### [Aufgabe A]
Unter welchem Motto steht die öffentliche Tagung in Zürich, die im Artikel über den Verein Église à venir angekündigt wird?
### [Aufgabe B]
Führe den Artikel über den Verein Église à venir im Anschluss an seinen letzten Satz weiter.

### [Vorliegender Text]
========================================================================

Gesellschaft 02. September 2025, von Hans Herrmann

Kirchlicher Verein will Diskussionskultur fördern

Gesellschaft

In den Dialog treten, statt sich ideologisch zu bekämpfen: Dafür steht der im Kanton Bern gegründete Verein Église à venir.

Themen, die polarisieren, gibt es so einige: Klima, Migration, gerechte Sprache, Israel-Palästina, der Ukraine-Krieg, Gender und weitere. Darüber zu sprechen, ist schwierig geworden, weil zunehmend die Moral mitmischt: Wer bestimmte Argumente ins Feld führt, macht sich verdächtig, zu den «Schlechten» zu gehören. Dann lieber schweigen. 

Hier hakt der im Kanton Bern gegründete Verein «Église à venir» ein. «Wir sind ein Zusammenschluss liberal denkender Kirchenleute, die der Stimme der ‹schweigenden Mehrheit› in der Kirchenlandschaft wieder zu mehr Gehör verhelfen möchten», sagt Vorstandsmitglied Ulrich Knoepfel. Denn links-grüne und teils aktivistische Positionen dominierten die Diskussion zuweilen, aber in Wahrheit sei die Meinungsvielfalt in der Kirche grösser.

Viele Menschen sind überfordert und halten sich an Schlagworte.
Bruno Bader, Pfarrer

Einbringen möchte sich der Verein mit der Schaffung von Diskussionsgelegenheiten. Eine solche bietet sich Interessierten aktuell am  6. September: Unter dem Motto «Im Gespräch bleiben» findet in Zürich eine öffentliche Tagung statt, mit Lesung, Vorträgen und Gesprächen. Mitwirkende sind unter anderem die deutsche Ex-Bundesministerin Kristina Schröder, der Schriftsteller Simon Urban sowie der Strategieberater Ivo Nicolas Scherrer bei Pro Futuris.

========================================================================

### [Vorliegende Daten]
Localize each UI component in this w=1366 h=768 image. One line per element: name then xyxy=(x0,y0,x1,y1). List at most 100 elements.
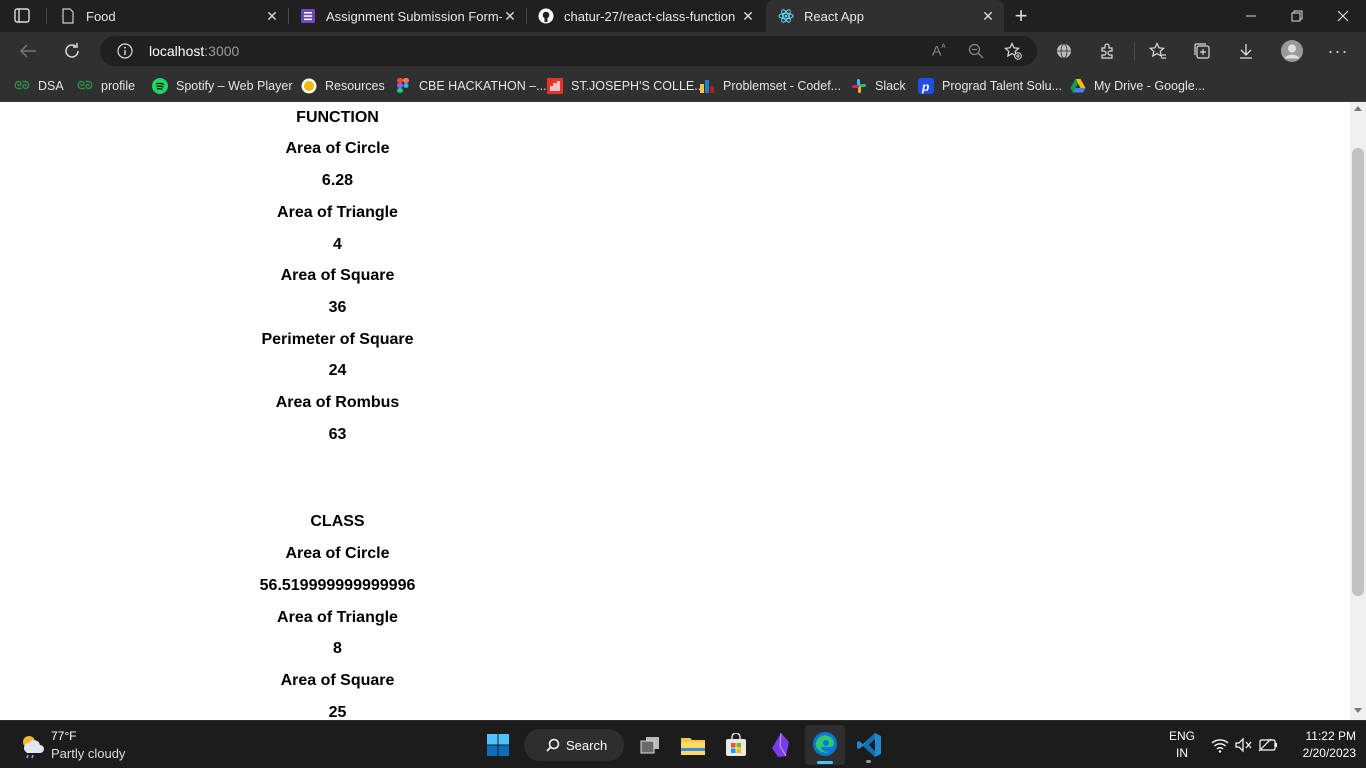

========================================================================

### [Lösung A]
«Im Gespräch bleiben»

### [Lösung B]
«Die USA, aber auch Deutschland sind von der gesellschaftlichen Polarisierung stark betroffen», sagt Bruno Bader, Pfarrer in Saanen und Präsident von Église à venir. «In der Schweiz ist sie spürbar, aber noch nicht so ausgeprägt. Wir reden immerhin noch miteinander.»

Die Tendenz zur Verengung und Moralisierung des kirchlichen, gesellschaftlichen und politischen Diskureses führt er auf die zunehmende Komplexität der Welt zurück: «Viele Menschen sind überfordert und verspüren der Wunsch, sich mit klaren Haltungen und einfachen Erklärungen in diesem schwierigen Umfeld zurechtzufinden.» Verstärkt werde dieser Effekt durch die Sozialen Medien, in denen provokante Schlagworte besser funktionierten als differenziertes Argumentieren.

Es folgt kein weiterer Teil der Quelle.